### Stated goal
In the records below, locate the line containing "Convert this screenshot"; output that line and every following line through the last, exactly.

### Provided records

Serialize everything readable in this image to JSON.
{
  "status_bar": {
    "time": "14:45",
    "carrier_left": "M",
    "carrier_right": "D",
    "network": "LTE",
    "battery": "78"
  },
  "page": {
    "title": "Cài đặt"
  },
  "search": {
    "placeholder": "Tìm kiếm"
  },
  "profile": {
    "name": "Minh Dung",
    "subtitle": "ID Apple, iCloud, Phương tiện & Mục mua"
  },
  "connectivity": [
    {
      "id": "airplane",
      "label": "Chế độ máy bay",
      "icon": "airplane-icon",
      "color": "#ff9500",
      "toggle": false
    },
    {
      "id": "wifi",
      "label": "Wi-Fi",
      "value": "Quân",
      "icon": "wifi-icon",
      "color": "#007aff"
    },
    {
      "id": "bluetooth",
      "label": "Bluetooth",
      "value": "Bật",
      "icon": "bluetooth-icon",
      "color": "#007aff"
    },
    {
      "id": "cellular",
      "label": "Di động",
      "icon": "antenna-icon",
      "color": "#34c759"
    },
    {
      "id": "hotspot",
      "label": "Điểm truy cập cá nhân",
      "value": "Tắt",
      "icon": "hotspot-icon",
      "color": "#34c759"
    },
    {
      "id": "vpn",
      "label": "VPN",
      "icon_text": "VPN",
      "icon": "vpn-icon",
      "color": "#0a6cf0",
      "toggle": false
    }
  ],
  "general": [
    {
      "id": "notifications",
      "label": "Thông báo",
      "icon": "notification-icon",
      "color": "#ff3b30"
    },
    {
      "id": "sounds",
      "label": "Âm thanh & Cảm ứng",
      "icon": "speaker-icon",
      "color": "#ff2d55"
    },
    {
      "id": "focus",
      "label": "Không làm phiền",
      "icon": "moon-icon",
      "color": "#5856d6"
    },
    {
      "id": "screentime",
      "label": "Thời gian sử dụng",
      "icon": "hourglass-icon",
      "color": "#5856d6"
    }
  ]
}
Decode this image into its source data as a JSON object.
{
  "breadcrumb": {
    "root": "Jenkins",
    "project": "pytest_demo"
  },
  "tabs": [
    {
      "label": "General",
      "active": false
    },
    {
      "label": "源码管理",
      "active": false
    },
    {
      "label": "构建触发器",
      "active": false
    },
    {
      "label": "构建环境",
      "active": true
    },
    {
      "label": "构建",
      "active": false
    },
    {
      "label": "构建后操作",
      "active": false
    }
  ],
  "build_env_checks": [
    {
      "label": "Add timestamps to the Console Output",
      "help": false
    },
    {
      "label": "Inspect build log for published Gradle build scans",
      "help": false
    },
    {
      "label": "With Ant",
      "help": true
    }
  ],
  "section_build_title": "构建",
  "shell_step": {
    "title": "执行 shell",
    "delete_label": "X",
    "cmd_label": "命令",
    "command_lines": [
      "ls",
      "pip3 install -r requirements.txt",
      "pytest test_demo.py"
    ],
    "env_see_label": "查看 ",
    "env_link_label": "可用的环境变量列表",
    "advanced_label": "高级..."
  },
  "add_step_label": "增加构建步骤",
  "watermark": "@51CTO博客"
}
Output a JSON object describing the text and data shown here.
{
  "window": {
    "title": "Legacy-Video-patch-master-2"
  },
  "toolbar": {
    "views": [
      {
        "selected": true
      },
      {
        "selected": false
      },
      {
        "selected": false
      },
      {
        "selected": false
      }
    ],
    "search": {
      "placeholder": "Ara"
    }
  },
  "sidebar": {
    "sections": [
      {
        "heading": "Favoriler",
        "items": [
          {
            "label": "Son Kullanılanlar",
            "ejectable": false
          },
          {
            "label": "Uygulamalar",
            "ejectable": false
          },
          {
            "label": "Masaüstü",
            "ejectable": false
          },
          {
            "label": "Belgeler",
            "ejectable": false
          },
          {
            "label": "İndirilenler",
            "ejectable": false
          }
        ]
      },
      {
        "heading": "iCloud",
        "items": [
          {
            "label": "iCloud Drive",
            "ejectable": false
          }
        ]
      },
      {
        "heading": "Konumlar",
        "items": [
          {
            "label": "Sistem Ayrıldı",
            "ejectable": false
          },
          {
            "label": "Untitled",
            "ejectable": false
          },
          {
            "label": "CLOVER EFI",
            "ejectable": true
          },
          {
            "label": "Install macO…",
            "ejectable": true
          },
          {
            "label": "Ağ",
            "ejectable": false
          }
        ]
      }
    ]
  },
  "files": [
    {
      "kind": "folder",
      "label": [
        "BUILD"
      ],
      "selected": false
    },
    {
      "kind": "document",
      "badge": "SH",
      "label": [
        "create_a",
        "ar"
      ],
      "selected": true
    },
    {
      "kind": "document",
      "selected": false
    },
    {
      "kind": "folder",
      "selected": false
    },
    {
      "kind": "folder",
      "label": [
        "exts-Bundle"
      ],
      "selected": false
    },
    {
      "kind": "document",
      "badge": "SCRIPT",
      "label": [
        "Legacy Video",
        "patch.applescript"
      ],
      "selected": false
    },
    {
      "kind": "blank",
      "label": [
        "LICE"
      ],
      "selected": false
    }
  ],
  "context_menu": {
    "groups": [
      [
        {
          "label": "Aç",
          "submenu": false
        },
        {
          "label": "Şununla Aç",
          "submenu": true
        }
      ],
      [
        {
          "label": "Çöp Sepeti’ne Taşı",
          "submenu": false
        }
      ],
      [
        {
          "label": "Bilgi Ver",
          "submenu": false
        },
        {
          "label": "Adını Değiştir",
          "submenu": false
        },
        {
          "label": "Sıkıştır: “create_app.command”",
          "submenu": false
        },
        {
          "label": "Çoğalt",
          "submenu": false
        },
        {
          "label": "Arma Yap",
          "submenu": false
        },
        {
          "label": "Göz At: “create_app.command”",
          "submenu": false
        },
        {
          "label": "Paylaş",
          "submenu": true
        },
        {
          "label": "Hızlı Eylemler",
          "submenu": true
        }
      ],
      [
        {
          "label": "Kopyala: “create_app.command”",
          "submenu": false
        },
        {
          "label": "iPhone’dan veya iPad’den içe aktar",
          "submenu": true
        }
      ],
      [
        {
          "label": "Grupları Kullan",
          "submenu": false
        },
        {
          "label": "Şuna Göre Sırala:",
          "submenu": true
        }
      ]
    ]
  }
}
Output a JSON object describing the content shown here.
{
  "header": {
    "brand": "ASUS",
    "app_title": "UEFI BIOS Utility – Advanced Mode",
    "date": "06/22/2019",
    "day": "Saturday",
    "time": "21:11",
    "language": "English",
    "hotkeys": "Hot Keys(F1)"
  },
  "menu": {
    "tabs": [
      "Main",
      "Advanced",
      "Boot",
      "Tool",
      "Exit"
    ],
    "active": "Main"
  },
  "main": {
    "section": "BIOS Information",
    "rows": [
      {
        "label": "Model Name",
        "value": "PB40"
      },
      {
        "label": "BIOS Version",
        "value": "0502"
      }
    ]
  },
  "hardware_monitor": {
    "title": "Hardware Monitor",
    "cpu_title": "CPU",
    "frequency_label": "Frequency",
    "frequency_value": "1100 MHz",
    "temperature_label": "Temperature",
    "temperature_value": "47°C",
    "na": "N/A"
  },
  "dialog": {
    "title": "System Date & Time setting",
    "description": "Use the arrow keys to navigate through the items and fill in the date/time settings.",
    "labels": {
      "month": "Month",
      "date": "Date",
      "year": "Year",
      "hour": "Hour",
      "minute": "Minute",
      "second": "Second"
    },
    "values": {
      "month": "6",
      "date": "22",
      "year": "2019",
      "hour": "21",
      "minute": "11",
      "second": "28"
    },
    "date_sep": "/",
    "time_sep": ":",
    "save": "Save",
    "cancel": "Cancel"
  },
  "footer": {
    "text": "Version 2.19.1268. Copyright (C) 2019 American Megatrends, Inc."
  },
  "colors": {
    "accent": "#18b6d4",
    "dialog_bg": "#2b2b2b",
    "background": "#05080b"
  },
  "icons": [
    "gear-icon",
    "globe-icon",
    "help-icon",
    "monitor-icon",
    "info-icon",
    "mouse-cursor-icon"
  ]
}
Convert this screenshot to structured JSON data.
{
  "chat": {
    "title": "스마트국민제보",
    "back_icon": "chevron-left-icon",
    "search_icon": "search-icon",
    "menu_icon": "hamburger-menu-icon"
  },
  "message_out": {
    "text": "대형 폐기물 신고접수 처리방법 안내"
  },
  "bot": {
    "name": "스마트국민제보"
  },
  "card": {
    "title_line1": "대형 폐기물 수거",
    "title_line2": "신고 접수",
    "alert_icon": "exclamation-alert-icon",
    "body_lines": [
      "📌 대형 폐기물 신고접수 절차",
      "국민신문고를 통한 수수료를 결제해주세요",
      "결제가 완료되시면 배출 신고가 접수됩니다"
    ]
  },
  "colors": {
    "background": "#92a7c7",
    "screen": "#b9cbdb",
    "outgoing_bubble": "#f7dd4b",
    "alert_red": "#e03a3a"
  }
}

### Output of the exercise
Convert this screenshot to structured JSON data.
{
  "chat": {
    "title": "스마트국민제보",
    "back_icon": "chevron-left-icon",
    "search_icon": "search-icon",
    "menu_icon": "hamburger-menu-icon"
  },
  "message_out": {
    "text": "대형 폐기물 신고접수 처리방법 안내"
  },
  "bot": {
    "name": "스마트국민제보"
  },
  "card": {
    "title_line1": "대형 폐기물 수거",
    "title_line2": "신고 접수",
    "alert_icon": "exclamation-alert-icon",
    "body_lines": [
      "📌 대형 폐기물 신고접수 절차",
      "국민신문고를 통한 수수료를 결제해주세요",
      "결제가 완료되시면 배출 신고가 접수됩니다"
    ]
  },
  "colors": {
    "background": "#92a7c7",
    "screen": "#b9cbdb",
    "outgoing_bubble": "#f7dd4b",
    "alert_red": "#e03a3a"
  }
}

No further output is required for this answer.